* REQUIRED TASK *
Repeat each line exactly, leaving nothing out.

------------

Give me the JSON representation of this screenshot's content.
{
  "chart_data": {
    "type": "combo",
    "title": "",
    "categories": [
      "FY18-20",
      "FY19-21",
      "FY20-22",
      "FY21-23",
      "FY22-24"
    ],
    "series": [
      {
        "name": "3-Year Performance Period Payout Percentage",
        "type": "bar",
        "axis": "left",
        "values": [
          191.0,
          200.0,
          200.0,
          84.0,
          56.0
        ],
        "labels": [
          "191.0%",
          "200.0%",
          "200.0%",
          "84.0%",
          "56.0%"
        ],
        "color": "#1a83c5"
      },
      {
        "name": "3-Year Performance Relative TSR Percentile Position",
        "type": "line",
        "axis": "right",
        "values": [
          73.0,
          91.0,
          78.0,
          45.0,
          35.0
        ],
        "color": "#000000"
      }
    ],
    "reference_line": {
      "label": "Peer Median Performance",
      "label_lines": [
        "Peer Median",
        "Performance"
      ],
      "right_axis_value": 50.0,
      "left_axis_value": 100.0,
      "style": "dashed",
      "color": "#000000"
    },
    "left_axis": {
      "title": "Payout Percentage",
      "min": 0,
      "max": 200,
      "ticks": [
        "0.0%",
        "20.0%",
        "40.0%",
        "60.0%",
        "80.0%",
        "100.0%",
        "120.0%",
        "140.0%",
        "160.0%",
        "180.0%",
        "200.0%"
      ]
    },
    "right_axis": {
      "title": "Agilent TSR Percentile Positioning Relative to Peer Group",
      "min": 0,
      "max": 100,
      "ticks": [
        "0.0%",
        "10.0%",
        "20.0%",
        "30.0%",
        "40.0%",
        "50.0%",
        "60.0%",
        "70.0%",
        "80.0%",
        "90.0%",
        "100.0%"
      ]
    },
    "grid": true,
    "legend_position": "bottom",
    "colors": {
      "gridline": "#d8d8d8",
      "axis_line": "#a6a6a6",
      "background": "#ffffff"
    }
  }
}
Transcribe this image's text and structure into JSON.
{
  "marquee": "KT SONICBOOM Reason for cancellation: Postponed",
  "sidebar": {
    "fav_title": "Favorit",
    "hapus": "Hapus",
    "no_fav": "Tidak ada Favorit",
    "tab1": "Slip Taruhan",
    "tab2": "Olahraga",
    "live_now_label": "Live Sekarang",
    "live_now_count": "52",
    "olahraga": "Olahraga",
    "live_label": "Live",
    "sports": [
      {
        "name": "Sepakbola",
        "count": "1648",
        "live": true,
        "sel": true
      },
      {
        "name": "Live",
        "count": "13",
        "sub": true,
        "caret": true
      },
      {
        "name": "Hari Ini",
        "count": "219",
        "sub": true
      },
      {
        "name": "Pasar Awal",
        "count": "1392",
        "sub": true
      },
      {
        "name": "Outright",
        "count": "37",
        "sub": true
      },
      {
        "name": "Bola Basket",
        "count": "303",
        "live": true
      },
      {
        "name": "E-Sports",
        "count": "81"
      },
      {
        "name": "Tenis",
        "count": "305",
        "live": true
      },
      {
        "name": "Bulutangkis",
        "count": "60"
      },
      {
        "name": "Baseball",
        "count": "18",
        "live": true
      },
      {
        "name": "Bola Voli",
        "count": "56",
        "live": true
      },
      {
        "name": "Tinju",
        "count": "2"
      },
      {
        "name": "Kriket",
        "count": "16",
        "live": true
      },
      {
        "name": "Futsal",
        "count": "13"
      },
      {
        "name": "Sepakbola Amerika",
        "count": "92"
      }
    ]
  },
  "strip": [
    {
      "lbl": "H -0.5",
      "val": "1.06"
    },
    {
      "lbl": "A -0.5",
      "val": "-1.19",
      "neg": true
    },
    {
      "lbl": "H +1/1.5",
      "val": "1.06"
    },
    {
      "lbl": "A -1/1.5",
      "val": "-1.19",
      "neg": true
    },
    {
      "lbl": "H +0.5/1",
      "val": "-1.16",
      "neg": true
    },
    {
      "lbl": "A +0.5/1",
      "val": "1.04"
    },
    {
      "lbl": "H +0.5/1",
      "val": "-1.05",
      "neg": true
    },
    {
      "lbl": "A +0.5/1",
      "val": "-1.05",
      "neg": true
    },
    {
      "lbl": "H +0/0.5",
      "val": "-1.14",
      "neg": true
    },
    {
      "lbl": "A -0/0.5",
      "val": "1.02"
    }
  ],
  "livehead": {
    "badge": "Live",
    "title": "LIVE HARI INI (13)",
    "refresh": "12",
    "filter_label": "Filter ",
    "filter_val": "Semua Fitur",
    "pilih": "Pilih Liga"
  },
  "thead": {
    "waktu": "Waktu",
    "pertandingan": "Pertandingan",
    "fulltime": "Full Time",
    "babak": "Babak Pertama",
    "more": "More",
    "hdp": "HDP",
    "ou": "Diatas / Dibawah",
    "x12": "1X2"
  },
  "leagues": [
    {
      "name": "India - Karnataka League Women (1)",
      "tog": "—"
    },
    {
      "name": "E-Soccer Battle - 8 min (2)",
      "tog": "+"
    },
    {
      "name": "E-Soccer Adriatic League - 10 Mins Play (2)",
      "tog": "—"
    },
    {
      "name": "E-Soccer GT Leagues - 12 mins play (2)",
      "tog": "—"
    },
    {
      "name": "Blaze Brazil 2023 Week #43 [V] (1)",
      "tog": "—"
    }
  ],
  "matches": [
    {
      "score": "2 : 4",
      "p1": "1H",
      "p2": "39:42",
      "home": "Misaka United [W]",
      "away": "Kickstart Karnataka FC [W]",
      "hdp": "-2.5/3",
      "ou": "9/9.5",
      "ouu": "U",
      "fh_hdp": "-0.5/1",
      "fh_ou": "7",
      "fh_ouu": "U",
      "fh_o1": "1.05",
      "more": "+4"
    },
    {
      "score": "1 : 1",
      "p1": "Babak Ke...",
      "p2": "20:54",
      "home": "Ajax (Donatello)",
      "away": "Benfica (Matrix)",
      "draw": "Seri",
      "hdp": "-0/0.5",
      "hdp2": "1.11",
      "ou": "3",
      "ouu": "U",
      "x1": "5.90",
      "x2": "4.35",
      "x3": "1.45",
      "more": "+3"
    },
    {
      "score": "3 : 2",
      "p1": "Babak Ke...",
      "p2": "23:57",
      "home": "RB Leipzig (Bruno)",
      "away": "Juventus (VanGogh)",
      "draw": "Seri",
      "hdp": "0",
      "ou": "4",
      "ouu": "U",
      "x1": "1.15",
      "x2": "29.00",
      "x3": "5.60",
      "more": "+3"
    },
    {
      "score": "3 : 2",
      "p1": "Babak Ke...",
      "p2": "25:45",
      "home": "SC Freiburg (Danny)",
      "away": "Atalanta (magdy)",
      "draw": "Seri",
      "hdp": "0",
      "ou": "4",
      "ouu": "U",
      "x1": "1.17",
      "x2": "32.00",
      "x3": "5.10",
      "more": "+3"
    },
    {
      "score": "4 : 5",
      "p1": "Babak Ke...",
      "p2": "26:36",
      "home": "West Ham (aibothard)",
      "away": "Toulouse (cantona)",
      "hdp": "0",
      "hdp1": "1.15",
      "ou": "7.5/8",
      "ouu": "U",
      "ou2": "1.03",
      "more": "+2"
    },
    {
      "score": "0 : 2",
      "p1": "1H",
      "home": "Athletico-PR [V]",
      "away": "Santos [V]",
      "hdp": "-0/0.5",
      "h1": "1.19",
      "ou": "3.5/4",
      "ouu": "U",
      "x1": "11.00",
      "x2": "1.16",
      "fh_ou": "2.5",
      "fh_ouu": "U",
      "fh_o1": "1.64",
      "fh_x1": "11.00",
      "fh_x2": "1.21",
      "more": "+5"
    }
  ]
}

------------

* EXERCISE ANSWER *
Give me the JSON representation of this screenshot's content.
{
  "chart_data": {
    "type": "combo",
    "title": "",
    "categories": [
      "FY18-20",
      "FY19-21",
      "FY20-22",
      "FY21-23",
      "FY22-24"
    ],
    "series": [
      {
        "name": "3-Year Performance Period Payout Percentage",
        "type": "bar",
        "axis": "left",
        "values": [
          191.0,
          200.0,
          200.0,
          84.0,
          56.0
        ],
        "labels": [
          "191.0%",
          "200.0%",
          "200.0%",
          "84.0%",
          "56.0%"
        ],
        "color": "#1a83c5"
      },
      {
        "name": "3-Year Performance Relative TSR Percentile Position",
        "type": "line",
        "axis": "right",
        "values": [
          73.0,
          91.0,
          78.0,
          45.0,
          35.0
        ],
        "color": "#000000"
      }
    ],
    "reference_line": {
      "label": "Peer Median Performance",
      "label_lines": [
        "Peer Median",
        "Performance"
      ],
      "right_axis_value": 50.0,
      "left_axis_value": 100.0,
      "style": "dashed",
      "color": "#000000"
    },
    "left_axis": {
      "title": "Payout Percentage",
      "min": 0,
      "max": 200,
      "ticks": [
        "0.0%",
        "20.0%",
        "40.0%",
        "60.0%",
        "80.0%",
        "100.0%",
        "120.0%",
        "140.0%",
        "160.0%",
        "180.0%",
        "200.0%"
      ]
    },
    "right_axis": {
      "title": "Agilent TSR Percentile Positioning Relative to Peer Group",
      "min": 0,
      "max": 100,
      "ticks": [
        "0.0%",
        "10.0%",
        "20.0%",
        "30.0%",
        "40.0%",
        "50.0%",
        "60.0%",
        "70.0%",
        "80.0%",
        "90.0%",
        "100.0%"
      ]
    },
    "grid": true,
    "legend_position": "bottom",
    "colors": {
      "gridline": "#d8d8d8",
      "axis_line": "#a6a6a6",
      "background": "#ffffff"
    }
  }
}
Transcribe this image's text and structure into JSON.
{
  "marquee": "KT SONICBOOM Reason for cancellation: Postponed",
  "sidebar": {
    "fav_title": "Favorit",
    "hapus": "Hapus",
    "no_fav": "Tidak ada Favorit",
    "tab1": "Slip Taruhan",
    "tab2": "Olahraga",
    "live_now_label": "Live Sekarang",
    "live_now_count": "52",
    "olahraga": "Olahraga",
    "live_label": "Live",
    "sports": [
      {
        "name": "Sepakbola",
        "count": "1648",
        "live": true,
        "sel": true
      },
      {
        "name": "Live",
        "count": "13",
        "sub": true,
        "caret": true
      },
      {
        "name": "Hari Ini",
        "count": "219",
        "sub": true
      },
      {
        "name": "Pasar Awal",
        "count": "1392",
        "sub": true
      },
      {
        "name": "Outright",
        "count": "37",
        "sub": true
      },
      {
        "name": "Bola Basket",
        "count": "303",
        "live": true
      },
      {
        "name": "E-Sports",
        "count": "81"
      },
      {
        "name": "Tenis",
        "count": "305",
        "live": true
      },
      {
        "name": "Bulutangkis",
        "count": "60"
      },
      {
        "name": "Baseball",
        "count": "18",
        "live": true
      },
      {
        "name": "Bola Voli",
        "count": "56",
        "live": true
      },
      {
        "name": "Tinju",
        "count": "2"
      },
      {
        "name": "Kriket",
        "count": "16",
        "live": true
      },
      {
        "name": "Futsal",
        "count": "13"
      },
      {
        "name": "Sepakbola Amerika",
        "count": "92"
      }
    ]
  },
  "strip": [
    {
      "lbl": "H -0.5",
      "val": "1.06"
    },
    {
      "lbl": "A -0.5",
      "val": "-1.19",
      "neg": true
    },
    {
      "lbl": "H +1/1.5",
      "val": "1.06"
    },
    {
      "lbl": "A -1/1.5",
      "val": "-1.19",
      "neg": true
    },
    {
      "lbl": "H +0.5/1",
      "val": "-1.16",
      "neg": true
    },
    {
      "lbl": "A +0.5/1",
      "val": "1.04"
    },
    {
      "lbl": "H +0.5/1",
      "val": "-1.05",
      "neg": true
    },
    {
      "lbl": "A +0.5/1",
      "val": "-1.05",
      "neg": true
    },
    {
      "lbl": "H +0/0.5",
      "val": "-1.14",
      "neg": true
    },
    {
      "lbl": "A -0/0.5",
      "val": "1.02"
    }
  ],
  "livehead": {
    "badge": "Live",
    "title": "LIVE HARI INI (13)",
    "refresh": "12",
    "filter_label": "Filter ",
    "filter_val": "Semua Fitur",
    "pilih": "Pilih Liga"
  },
  "thead": {
    "waktu": "Waktu",
    "pertandingan": "Pertandingan",
    "fulltime": "Full Time",
    "babak": "Babak Pertama",
    "more": "More",
    "hdp": "HDP",
    "ou": "Diatas / Dibawah",
    "x12": "1X2"
  },
  "leagues": [
    {
      "name": "India - Karnataka League Women (1)",
      "tog": "—"
    },
    {
      "name": "E-Soccer Battle - 8 min (2)",
      "tog": "+"
    },
    {
      "name": "E-Soccer Adriatic League - 10 Mins Play (2)",
      "tog": "—"
    },
    {
      "name": "E-Soccer GT Leagues - 12 mins play (2)",
      "tog": "—"
    },
    {
      "name": "Blaze Brazil 2023 Week #43 [V] (1)",
      "tog": "—"
    }
  ],
  "matches": [
    {
      "score": "2 : 4",
      "p1": "1H",
      "p2": "39:42",
      "home": "Misaka United [W]",
      "away": "Kickstart Karnataka FC [W]",
      "hdp": "-2.5/3",
      "ou": "9/9.5",
      "ouu": "U",
      "fh_hdp": "-0.5/1",
      "fh_ou": "7",
      "fh_ouu": "U",
      "fh_o1": "1.05",
      "more": "+4"
    },
    {
      "score": "1 : 1",
      "p1": "Babak Ke...",
      "p2": "20:54",
      "home": "Ajax (Donatello)",
      "away": "Benfica (Matrix)",
      "draw": "Seri",
      "hdp": "-0/0.5",
      "hdp2": "1.11",
      "ou": "3",
      "ouu": "U",
      "x1": "5.90",
      "x2": "4.35",
      "x3": "1.45",
      "more": "+3"
    },
    {
      "score": "3 : 2",
      "p1": "Babak Ke...",
      "p2": "23:57",
      "home": "RB Leipzig (Bruno)",
      "away": "Juventus (VanGogh)",
      "draw": "Seri",
      "hdp": "0",
      "ou": "4",
      "ouu": "U",
      "x1": "1.15",
      "x2": "29.00",
      "x3": "5.60",
      "more": "+3"
    },
    {
      "score": "3 : 2",
      "p1": "Babak Ke...",
      "p2": "25:45",
      "home": "SC Freiburg (Danny)",
      "away": "Atalanta (magdy)",
      "draw": "Seri",
      "hdp": "0",
      "ou": "4",
      "ouu": "U",
      "x1": "1.17",
      "x2": "32.00",
      "x3": "5.10",
      "more": "+3"
    },
    {
      "score": "4 : 5",
      "p1": "Babak Ke...",
      "p2": "26:36",
      "home": "West Ham (aibothard)",
      "away": "Toulouse (cantona)",
      "hdp": "0",
      "hdp1": "1.15",
      "ou": "7.5/8",
      "ouu": "U",
      "ou2": "1.03",
      "more": "+2"
    },
    {
      "score": "0 : 2",
      "p1": "1H",
      "home": "Athletico-PR [V]",
      "away": "Santos [V]",
      "hdp": "-0/0.5",
      "h1": "1.19",
      "ou": "3.5/4",
      "ouu": "U",
      "x1": "11.00",
      "x2": "1.16",
      "fh_ou": "2.5",
      "fh_ouu": "U",
      "fh_o1": "1.64",
      "fh_x1": "11.00",
      "fh_x2": "1.21",
      "more": "+5"
    }
  ]
}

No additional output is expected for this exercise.